(begin)

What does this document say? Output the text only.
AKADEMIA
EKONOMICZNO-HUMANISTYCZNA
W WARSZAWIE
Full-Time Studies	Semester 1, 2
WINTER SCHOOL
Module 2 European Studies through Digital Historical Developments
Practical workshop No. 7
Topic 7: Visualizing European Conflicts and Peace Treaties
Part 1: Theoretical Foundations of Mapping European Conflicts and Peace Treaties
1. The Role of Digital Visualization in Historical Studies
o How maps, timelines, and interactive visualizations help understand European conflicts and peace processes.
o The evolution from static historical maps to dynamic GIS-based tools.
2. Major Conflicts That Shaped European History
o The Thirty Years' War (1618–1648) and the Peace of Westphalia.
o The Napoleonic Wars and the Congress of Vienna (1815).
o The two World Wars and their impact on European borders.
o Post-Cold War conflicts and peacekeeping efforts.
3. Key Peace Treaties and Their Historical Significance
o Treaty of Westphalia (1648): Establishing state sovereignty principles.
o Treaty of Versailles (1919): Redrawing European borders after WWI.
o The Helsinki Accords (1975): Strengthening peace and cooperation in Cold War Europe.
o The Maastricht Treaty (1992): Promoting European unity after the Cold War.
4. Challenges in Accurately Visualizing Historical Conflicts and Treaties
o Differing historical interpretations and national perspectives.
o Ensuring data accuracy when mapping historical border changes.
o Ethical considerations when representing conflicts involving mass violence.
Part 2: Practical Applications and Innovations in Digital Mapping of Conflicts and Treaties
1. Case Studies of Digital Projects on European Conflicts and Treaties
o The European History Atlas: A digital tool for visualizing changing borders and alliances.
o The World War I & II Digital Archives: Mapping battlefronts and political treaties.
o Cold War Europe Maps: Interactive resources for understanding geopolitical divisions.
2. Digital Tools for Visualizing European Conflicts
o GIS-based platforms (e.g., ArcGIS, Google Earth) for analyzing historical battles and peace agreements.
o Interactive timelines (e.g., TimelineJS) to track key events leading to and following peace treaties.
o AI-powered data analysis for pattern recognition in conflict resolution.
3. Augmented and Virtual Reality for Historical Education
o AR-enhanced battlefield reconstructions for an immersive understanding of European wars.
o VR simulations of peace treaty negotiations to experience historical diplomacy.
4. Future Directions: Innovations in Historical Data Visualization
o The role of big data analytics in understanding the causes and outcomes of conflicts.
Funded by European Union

(end)
(begin)

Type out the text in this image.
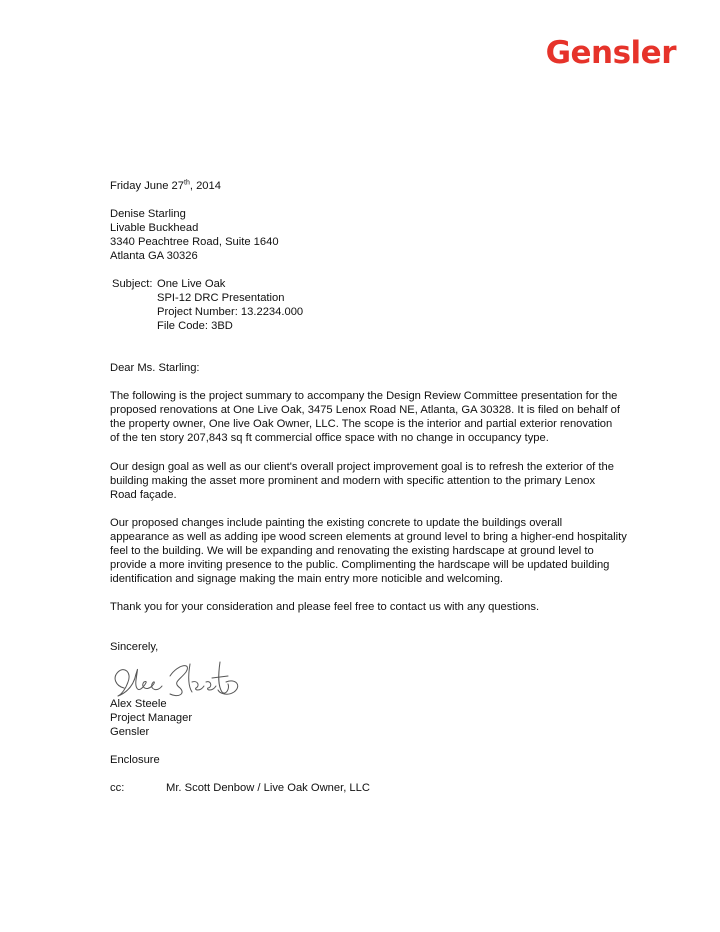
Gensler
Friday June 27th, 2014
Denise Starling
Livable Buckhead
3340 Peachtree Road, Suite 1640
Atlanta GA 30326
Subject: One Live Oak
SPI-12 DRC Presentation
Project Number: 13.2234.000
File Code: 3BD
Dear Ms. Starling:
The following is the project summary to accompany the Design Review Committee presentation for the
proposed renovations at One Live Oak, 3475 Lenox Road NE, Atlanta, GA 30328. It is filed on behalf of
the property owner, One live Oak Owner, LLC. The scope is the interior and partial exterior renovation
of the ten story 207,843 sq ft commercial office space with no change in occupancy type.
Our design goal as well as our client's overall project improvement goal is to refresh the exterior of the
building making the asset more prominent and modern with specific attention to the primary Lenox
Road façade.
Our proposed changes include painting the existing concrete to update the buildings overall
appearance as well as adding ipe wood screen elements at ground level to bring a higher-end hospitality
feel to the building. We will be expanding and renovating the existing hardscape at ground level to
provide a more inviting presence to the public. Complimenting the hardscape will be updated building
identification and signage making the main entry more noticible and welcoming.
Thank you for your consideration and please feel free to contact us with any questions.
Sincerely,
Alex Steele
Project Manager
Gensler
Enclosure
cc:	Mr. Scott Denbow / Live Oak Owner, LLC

(end)
(begin)

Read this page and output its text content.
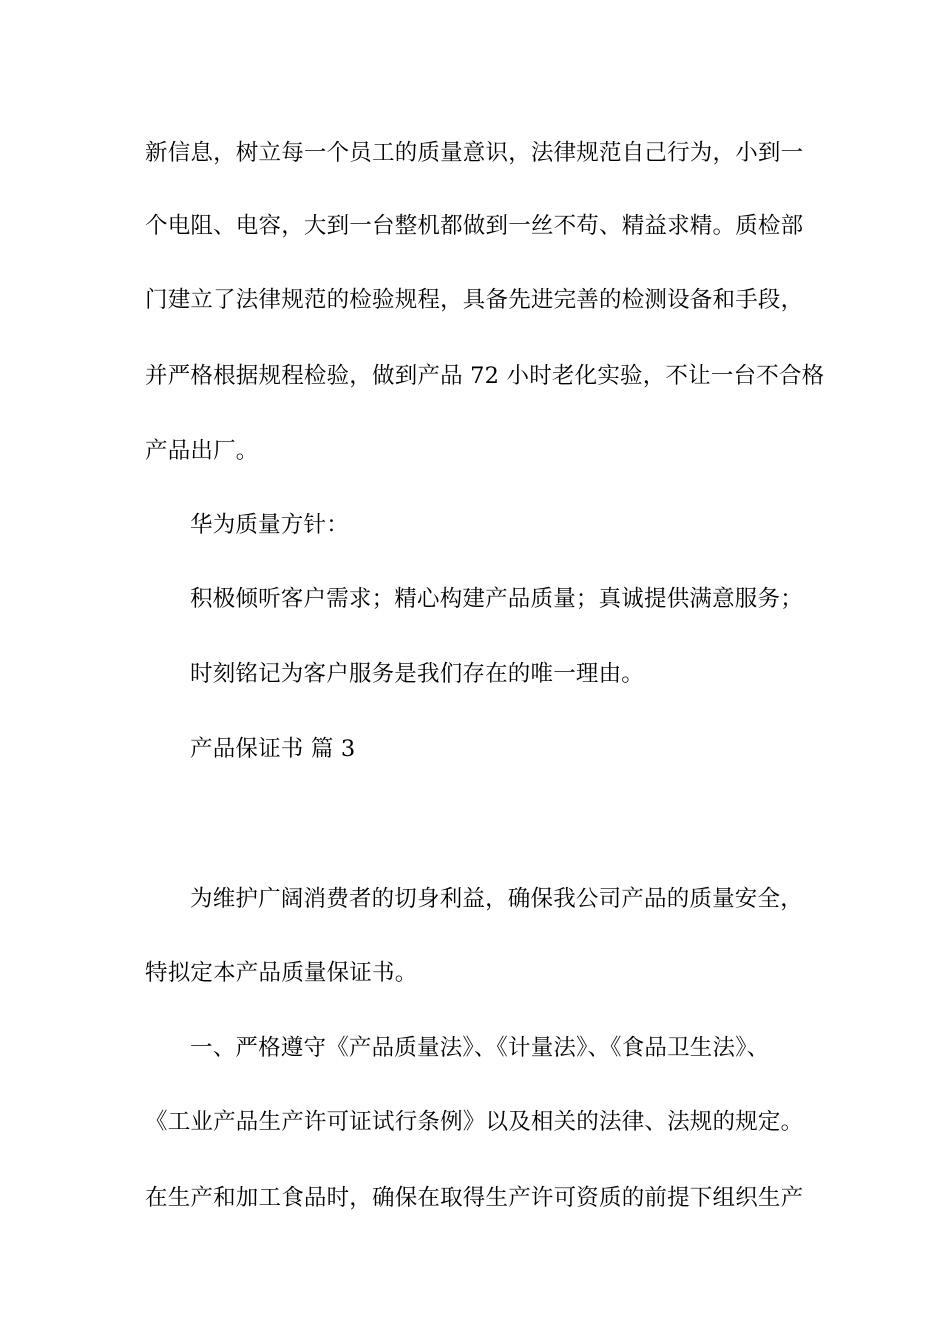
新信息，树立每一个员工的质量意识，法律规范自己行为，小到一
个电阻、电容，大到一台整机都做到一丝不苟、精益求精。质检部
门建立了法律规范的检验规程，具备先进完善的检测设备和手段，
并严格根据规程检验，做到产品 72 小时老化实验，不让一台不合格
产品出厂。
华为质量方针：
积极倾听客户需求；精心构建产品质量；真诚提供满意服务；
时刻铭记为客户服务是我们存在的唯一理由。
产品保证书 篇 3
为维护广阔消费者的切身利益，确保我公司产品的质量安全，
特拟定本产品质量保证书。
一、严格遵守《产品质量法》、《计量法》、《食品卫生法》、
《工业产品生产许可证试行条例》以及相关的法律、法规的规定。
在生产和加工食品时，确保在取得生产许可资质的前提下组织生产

(end)

*Task instructions*. Pick out every line above that holds the word "after" and copy it.

*The reply*.
o Treaty of Versailles (1919): Redrawing European borders after WWI.
o The Maastricht Treaty (1992): Promoting European unity after the Cold War.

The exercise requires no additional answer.